Copy out each line of the material below with no changes.

-- BEGIN RAW RECORDS --

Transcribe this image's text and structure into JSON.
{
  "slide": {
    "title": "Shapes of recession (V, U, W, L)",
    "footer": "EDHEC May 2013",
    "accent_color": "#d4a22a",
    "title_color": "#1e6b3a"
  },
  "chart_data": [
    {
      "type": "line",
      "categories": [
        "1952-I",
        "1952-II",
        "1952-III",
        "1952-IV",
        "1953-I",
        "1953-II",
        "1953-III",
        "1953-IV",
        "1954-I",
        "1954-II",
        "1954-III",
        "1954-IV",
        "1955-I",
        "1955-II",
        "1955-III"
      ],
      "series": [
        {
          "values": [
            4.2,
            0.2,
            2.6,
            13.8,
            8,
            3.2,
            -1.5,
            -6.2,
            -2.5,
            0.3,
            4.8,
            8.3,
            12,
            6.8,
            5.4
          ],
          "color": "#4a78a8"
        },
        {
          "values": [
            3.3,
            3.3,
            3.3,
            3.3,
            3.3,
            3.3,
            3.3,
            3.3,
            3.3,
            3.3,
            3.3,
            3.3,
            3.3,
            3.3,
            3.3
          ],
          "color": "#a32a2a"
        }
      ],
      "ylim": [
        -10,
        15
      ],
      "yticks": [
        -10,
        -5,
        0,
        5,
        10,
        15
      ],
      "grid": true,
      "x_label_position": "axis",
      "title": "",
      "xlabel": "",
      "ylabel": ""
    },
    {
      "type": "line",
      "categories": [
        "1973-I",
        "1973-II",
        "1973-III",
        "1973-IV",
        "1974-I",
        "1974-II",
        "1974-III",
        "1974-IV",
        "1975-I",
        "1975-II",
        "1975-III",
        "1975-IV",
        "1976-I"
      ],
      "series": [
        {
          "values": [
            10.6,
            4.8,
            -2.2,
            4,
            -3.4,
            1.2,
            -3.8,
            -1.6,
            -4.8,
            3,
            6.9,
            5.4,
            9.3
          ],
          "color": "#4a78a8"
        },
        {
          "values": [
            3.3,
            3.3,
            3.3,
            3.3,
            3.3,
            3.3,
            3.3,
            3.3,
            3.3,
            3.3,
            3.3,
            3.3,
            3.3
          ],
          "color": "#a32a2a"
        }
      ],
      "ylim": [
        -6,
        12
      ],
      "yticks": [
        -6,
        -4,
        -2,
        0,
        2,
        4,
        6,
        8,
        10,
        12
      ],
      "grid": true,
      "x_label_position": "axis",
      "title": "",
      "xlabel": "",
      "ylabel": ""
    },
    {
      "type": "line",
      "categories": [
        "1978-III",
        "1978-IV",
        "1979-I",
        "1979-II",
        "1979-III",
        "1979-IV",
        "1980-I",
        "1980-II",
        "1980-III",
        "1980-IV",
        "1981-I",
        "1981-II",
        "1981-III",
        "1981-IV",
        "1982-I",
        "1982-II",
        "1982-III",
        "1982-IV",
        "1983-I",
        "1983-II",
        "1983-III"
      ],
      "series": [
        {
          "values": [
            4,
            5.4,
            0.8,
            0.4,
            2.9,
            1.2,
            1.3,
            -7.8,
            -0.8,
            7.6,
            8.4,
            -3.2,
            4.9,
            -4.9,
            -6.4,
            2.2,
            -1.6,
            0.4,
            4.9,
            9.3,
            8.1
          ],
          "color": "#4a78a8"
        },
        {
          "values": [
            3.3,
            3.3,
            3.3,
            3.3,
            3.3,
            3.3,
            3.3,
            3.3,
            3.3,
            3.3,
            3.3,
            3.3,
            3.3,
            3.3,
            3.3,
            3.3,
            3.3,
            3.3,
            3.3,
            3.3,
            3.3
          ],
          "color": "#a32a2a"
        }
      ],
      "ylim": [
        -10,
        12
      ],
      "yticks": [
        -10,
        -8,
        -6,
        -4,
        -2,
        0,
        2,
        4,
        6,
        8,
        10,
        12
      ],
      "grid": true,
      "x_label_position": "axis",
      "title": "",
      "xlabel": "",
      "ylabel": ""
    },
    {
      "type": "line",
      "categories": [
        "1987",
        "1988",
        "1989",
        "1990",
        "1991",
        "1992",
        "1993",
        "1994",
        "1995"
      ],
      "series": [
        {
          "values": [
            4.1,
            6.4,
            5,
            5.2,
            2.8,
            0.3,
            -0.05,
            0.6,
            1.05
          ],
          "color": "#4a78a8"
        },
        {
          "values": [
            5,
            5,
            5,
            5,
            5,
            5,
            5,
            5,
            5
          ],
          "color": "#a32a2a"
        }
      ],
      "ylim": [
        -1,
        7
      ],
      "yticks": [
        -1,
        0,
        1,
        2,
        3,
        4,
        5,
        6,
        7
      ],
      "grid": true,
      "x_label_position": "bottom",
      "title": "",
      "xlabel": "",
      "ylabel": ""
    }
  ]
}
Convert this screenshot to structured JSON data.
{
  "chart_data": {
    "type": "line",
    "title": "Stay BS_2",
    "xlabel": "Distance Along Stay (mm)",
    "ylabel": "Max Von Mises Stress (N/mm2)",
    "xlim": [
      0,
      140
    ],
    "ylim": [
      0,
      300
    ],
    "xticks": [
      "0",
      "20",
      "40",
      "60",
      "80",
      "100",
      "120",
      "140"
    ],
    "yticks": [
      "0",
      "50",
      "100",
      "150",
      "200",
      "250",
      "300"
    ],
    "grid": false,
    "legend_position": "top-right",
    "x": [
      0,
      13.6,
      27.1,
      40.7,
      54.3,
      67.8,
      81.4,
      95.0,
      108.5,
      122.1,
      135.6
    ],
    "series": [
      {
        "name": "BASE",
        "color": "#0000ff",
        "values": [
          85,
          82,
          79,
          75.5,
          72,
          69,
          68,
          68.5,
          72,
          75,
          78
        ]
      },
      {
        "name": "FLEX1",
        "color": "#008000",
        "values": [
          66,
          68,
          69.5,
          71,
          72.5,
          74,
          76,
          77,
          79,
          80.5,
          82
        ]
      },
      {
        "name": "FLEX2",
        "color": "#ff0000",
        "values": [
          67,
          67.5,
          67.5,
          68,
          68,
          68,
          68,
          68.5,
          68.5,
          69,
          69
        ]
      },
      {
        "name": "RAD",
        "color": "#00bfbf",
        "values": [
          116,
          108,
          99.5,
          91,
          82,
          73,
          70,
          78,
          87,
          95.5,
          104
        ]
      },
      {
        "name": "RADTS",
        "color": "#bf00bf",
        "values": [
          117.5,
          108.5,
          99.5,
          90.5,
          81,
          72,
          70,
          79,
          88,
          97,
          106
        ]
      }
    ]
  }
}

-- END RAW RECORDS --

RESPONSE TO THIS TASK =
Transcribe this image's text and structure into JSON.
{
  "slide": {
    "title": "Shapes of recession (V, U, W, L)",
    "footer": "EDHEC May 2013",
    "accent_color": "#d4a22a",
    "title_color": "#1e6b3a"
  },
  "chart_data": [
    {
      "type": "line",
      "categories": [
        "1952-I",
        "1952-II",
        "1952-III",
        "1952-IV",
        "1953-I",
        "1953-II",
        "1953-III",
        "1953-IV",
        "1954-I",
        "1954-II",
        "1954-III",
        "1954-IV",
        "1955-I",
        "1955-II",
        "1955-III"
      ],
      "series": [
        {
          "values": [
            4.2,
            0.2,
            2.6,
            13.8,
            8,
            3.2,
            -1.5,
            -6.2,
            -2.5,
            0.3,
            4.8,
            8.3,
            12,
            6.8,
            5.4
          ],
          "color": "#4a78a8"
        },
        {
          "values": [
            3.3,
            3.3,
            3.3,
            3.3,
            3.3,
            3.3,
            3.3,
            3.3,
            3.3,
            3.3,
            3.3,
            3.3,
            3.3,
            3.3,
            3.3
          ],
          "color": "#a32a2a"
        }
      ],
      "ylim": [
        -10,
        15
      ],
      "yticks": [
        -10,
        -5,
        0,
        5,
        10,
        15
      ],
      "grid": true,
      "x_label_position": "axis",
      "title": "",
      "xlabel": "",
      "ylabel": ""
    },
    {
      "type": "line",
      "categories": [
        "1973-I",
        "1973-II",
        "1973-III",
        "1973-IV",
        "1974-I",
        "1974-II",
        "1974-III",
        "1974-IV",
        "1975-I",
        "1975-II",
        "1975-III",
        "1975-IV",
        "1976-I"
      ],
      "series": [
        {
          "values": [
            10.6,
            4.8,
            -2.2,
            4,
            -3.4,
            1.2,
            -3.8,
            -1.6,
            -4.8,
            3,
            6.9,
            5.4,
            9.3
          ],
          "color": "#4a78a8"
        },
        {
          "values": [
            3.3,
            3.3,
            3.3,
            3.3,
            3.3,
            3.3,
            3.3,
            3.3,
            3.3,
            3.3,
            3.3,
            3.3,
            3.3
          ],
          "color": "#a32a2a"
        }
      ],
      "ylim": [
        -6,
        12
      ],
      "yticks": [
        -6,
        -4,
        -2,
        0,
        2,
        4,
        6,
        8,
        10,
        12
      ],
      "grid": true,
      "x_label_position": "axis",
      "title": "",
      "xlabel": "",
      "ylabel": ""
    },
    {
      "type": "line",
      "categories": [
        "1978-III",
        "1978-IV",
        "1979-I",
        "1979-II",
        "1979-III",
        "1979-IV",
        "1980-I",
        "1980-II",
        "1980-III",
        "1980-IV",
        "1981-I",
        "1981-II",
        "1981-III",
        "1981-IV",
        "1982-I",
        "1982-II",
        "1982-III",
        "1982-IV",
        "1983-I",
        "1983-II",
        "1983-III"
      ],
      "series": [
        {
          "values": [
            4,
            5.4,
            0.8,
            0.4,
            2.9,
            1.2,
            1.3,
            -7.8,
            -0.8,
            7.6,
            8.4,
            -3.2,
            4.9,
            -4.9,
            -6.4,
            2.2,
            -1.6,
            0.4,
            4.9,
            9.3,
            8.1
          ],
          "color": "#4a78a8"
        },
        {
          "values": [
            3.3,
            3.3,
            3.3,
            3.3,
            3.3,
            3.3,
            3.3,
            3.3,
            3.3,
            3.3,
            3.3,
            3.3,
            3.3,
            3.3,
            3.3,
            3.3,
            3.3,
            3.3,
            3.3,
            3.3,
            3.3
          ],
          "color": "#a32a2a"
        }
      ],
      "ylim": [
        -10,
        12
      ],
      "yticks": [
        -10,
        -8,
        -6,
        -4,
        -2,
        0,
        2,
        4,
        6,
        8,
        10,
        12
      ],
      "grid": true,
      "x_label_position": "axis",
      "title": "",
      "xlabel": "",
      "ylabel": ""
    },
    {
      "type": "line",
      "categories": [
        "1987",
        "1988",
        "1989",
        "1990",
        "1991",
        "1992",
        "1993",
        "1994",
        "1995"
      ],
      "series": [
        {
          "values": [
            4.1,
            6.4,
            5,
            5.2,
            2.8,
            0.3,
            -0.05,
            0.6,
            1.05
          ],
          "color": "#4a78a8"
        },
        {
          "values": [
            5,
            5,
            5,
            5,
            5,
            5,
            5,
            5,
            5
          ],
          "color": "#a32a2a"
        }
      ],
      "ylim": [
        -1,
        7
      ],
      "yticks": [
        -1,
        0,
        1,
        2,
        3,
        4,
        5,
        6,
        7
      ],
      "grid": true,
      "x_label_position": "bottom",
      "title": "",
      "xlabel": "",
      "ylabel": ""
    }
  ]
}
Convert this screenshot to structured JSON data.
{
  "chart_data": {
    "type": "line",
    "title": "Stay BS_2",
    "xlabel": "Distance Along Stay (mm)",
    "ylabel": "Max Von Mises Stress (N/mm2)",
    "xlim": [
      0,
      140
    ],
    "ylim": [
      0,
      300
    ],
    "xticks": [
      "0",
      "20",
      "40",
      "60",
      "80",
      "100",
      "120",
      "140"
    ],
    "yticks": [
      "0",
      "50",
      "100",
      "150",
      "200",
      "250",
      "300"
    ],
    "grid": false,
    "legend_position": "top-right",
    "x": [
      0,
      13.6,
      27.1,
      40.7,
      54.3,
      67.8,
      81.4,
      95.0,
      108.5,
      122.1,
      135.6
    ],
    "series": [
      {
        "name": "BASE",
        "color": "#0000ff",
        "values": [
          85,
          82,
          79,
          75.5,
          72,
          69,
          68,
          68.5,
          72,
          75,
          78
        ]
      },
      {
        "name": "FLEX1",
        "color": "#008000",
        "values": [
          66,
          68,
          69.5,
          71,
          72.5,
          74,
          76,
          77,
          79,
          80.5,
          82
        ]
      },
      {
        "name": "FLEX2",
        "color": "#ff0000",
        "values": [
          67,
          67.5,
          67.5,
          68,
          68,
          68,
          68,
          68.5,
          68.5,
          69,
          69
        ]
      },
      {
        "name": "RAD",
        "color": "#00bfbf",
        "values": [
          116,
          108,
          99.5,
          91,
          82,
          73,
          70,
          78,
          87,
          95.5,
          104
        ]
      },
      {
        "name": "RADTS",
        "color": "#bf00bf",
        "values": [
          117.5,
          108.5,
          99.5,
          90.5,
          81,
          72,
          70,
          79,
          88,
          97,
          106
        ]
      }
    ]
  }
}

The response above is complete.